• [Records supplied]:
[Begin]
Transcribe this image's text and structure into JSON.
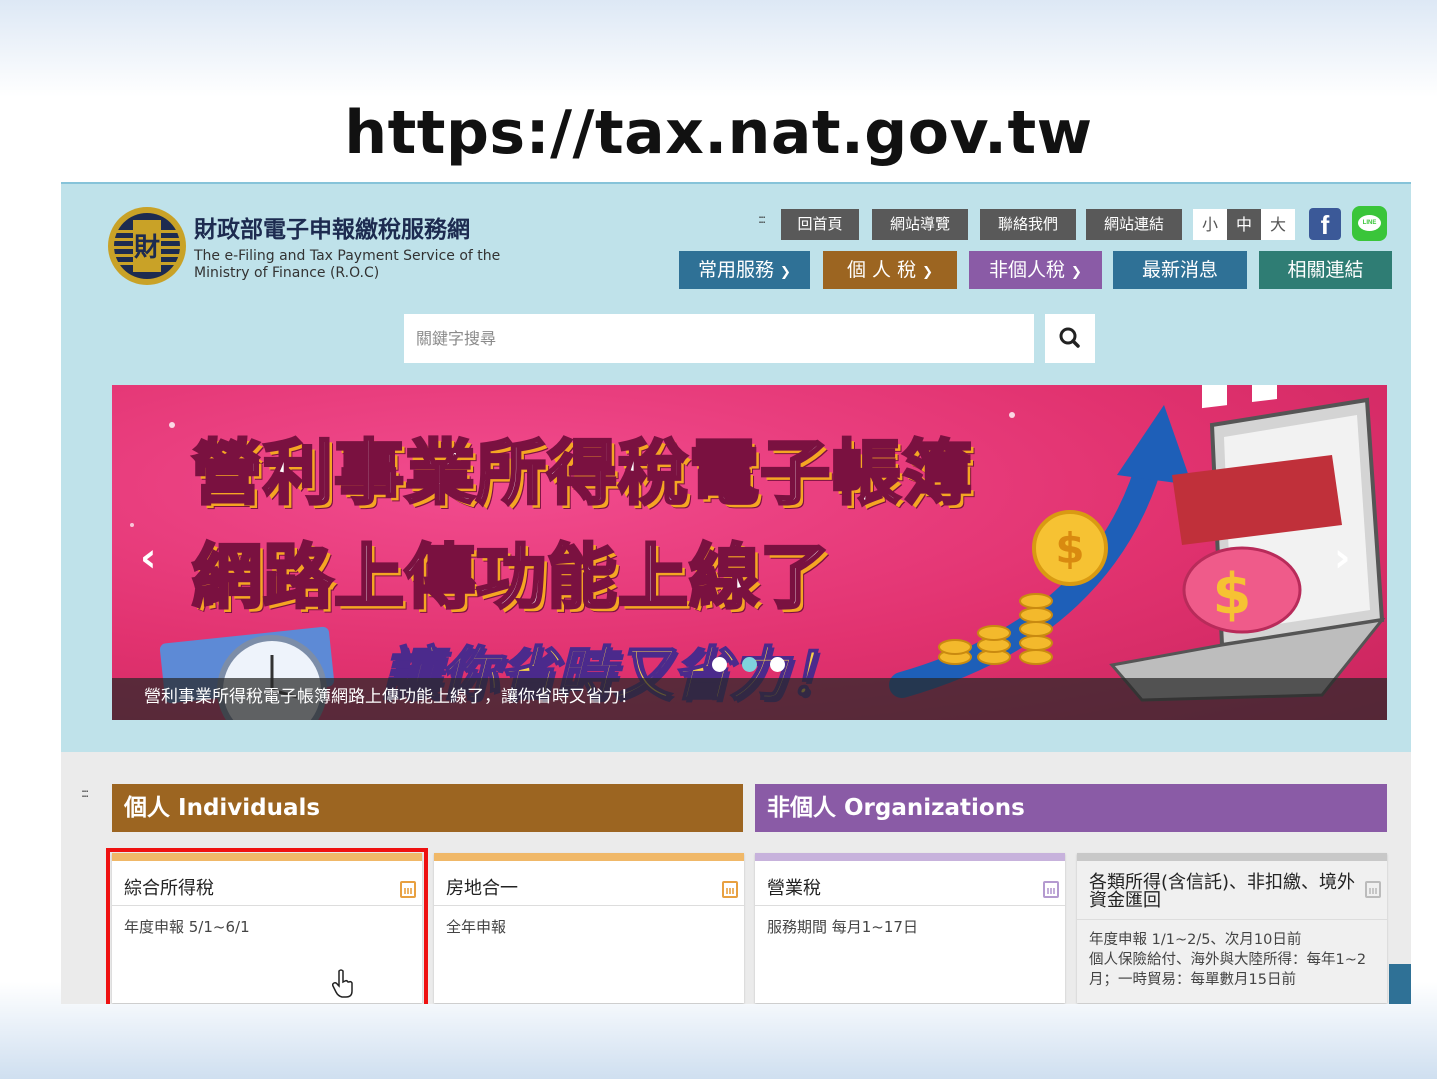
{
  "slide": {
    "title": "https://tax.nat.gov.tw"
  },
  "header": {
    "site_name": "財政部電子申報繳稅服務網",
    "site_sub": "The e-Filing and Tax Payment Service of the Ministry of Finance (R.O.C)",
    "grip": ":::",
    "top_links": [
      "回首頁",
      "網站導覽",
      "聯絡我們",
      "網站連結"
    ],
    "font_sizes": [
      "小",
      "中",
      "大"
    ],
    "social": {
      "facebook": "f",
      "line": "LINE"
    }
  },
  "nav": [
    {
      "label": "常用服務",
      "color": "#2f7196",
      "has_dropdown": true
    },
    {
      "label": "個 人 稅",
      "color": "#9c6521",
      "has_dropdown": true
    },
    {
      "label": "非個人稅",
      "color": "#8a5ba6",
      "has_dropdown": true
    },
    {
      "label": "最新消息",
      "color": "#2f7196",
      "has_dropdown": false
    },
    {
      "label": "相關連結",
      "color": "#2f7d74",
      "has_dropdown": false
    }
  ],
  "search": {
    "placeholder": "關鍵字搜尋",
    "icon": "search-icon"
  },
  "banner": {
    "line1": "營利事業所得稅電子帳簿",
    "line2": "網路上傳功能上線了",
    "line3": "讓你省時又省力！",
    "caption": "營利事業所得稅電子帳簿網路上傳功能上線了，讓你省時又省力！",
    "prev_icon": "‹",
    "next_icon": "›",
    "slide_count": 3,
    "active_slide": 2
  },
  "sections": {
    "grip": ":::",
    "individuals": {
      "label": "個人 Individuals",
      "color": "#9c6521"
    },
    "organizations": {
      "label": "非個人 Organizations",
      "color": "#8a5ba6"
    }
  },
  "cards": [
    {
      "title": "綜合所得稅",
      "sub": "年度申報 5/1~6/1",
      "accent": "#f0b868",
      "icon_color": "#e8a040"
    },
    {
      "title": "房地合一",
      "sub": "全年申報",
      "accent": "#f0b868",
      "icon_color": "#e8a040"
    },
    {
      "title": "營業稅",
      "sub": "服務期間 每月1~17日",
      "accent": "#c7b2dc",
      "icon_color": "#b49ad0"
    },
    {
      "title": "各類所得(含信託)、非扣繳、境外資金匯回",
      "sub": "年度申報 1/1~2/5、次月10日前\n個人保險給付、海外與大陸所得：每年1~2月；一時貿易：每單數月15日前",
      "accent": "#c8c8c8",
      "icon_color": "#bbbbbb"
    }
  ]
}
[End]
• [Required work]:
Retype each entry precisely. Skip images entirely.

• [Answer to the problem]:
Transcribe this image's text and structure into JSON.
{
  "slide": {
    "title": "https://tax.nat.gov.tw"
  },
  "header": {
    "site_name": "財政部電子申報繳稅服務網",
    "site_sub": "The e-Filing and Tax Payment Service of the Ministry of Finance (R.O.C)",
    "grip": ":::",
    "top_links": [
      "回首頁",
      "網站導覽",
      "聯絡我們",
      "網站連結"
    ],
    "font_sizes": [
      "小",
      "中",
      "大"
    ],
    "social": {
      "facebook": "f",
      "line": "LINE"
    }
  },
  "nav": [
    {
      "label": "常用服務",
      "color": "#2f7196",
      "has_dropdown": true
    },
    {
      "label": "個 人 稅",
      "color": "#9c6521",
      "has_dropdown": true
    },
    {
      "label": "非個人稅",
      "color": "#8a5ba6",
      "has_dropdown": true
    },
    {
      "label": "最新消息",
      "color": "#2f7196",
      "has_dropdown": false
    },
    {
      "label": "相關連結",
      "color": "#2f7d74",
      "has_dropdown": false
    }
  ],
  "search": {
    "placeholder": "關鍵字搜尋",
    "icon": "search-icon"
  },
  "banner": {
    "line1": "營利事業所得稅電子帳簿",
    "line2": "網路上傳功能上線了",
    "line3": "讓你省時又省力！",
    "caption": "營利事業所得稅電子帳簿網路上傳功能上線了，讓你省時又省力！",
    "prev_icon": "‹",
    "next_icon": "›",
    "slide_count": 3,
    "active_slide": 2
  },
  "sections": {
    "grip": ":::",
    "individuals": {
      "label": "個人 Individuals",
      "color": "#9c6521"
    },
    "organizations": {
      "label": "非個人 Organizations",
      "color": "#8a5ba6"
    }
  },
  "cards": [
    {
      "title": "綜合所得稅",
      "sub": "年度申報 5/1~6/1",
      "accent": "#f0b868",
      "icon_color": "#e8a040"
    },
    {
      "title": "房地合一",
      "sub": "全年申報",
      "accent": "#f0b868",
      "icon_color": "#e8a040"
    },
    {
      "title": "營業稅",
      "sub": "服務期間 每月1~17日",
      "accent": "#c7b2dc",
      "icon_color": "#b49ad0"
    },
    {
      "title": "各類所得(含信託)、非扣繳、境外資金匯回",
      "sub": "年度申報 1/1~2/5、次月10日前\n個人保險給付、海外與大陸所得：每年1~2月；一時貿易：每單數月15日前",
      "accent": "#c8c8c8",
      "icon_color": "#bbbbbb"
    }
  ]
}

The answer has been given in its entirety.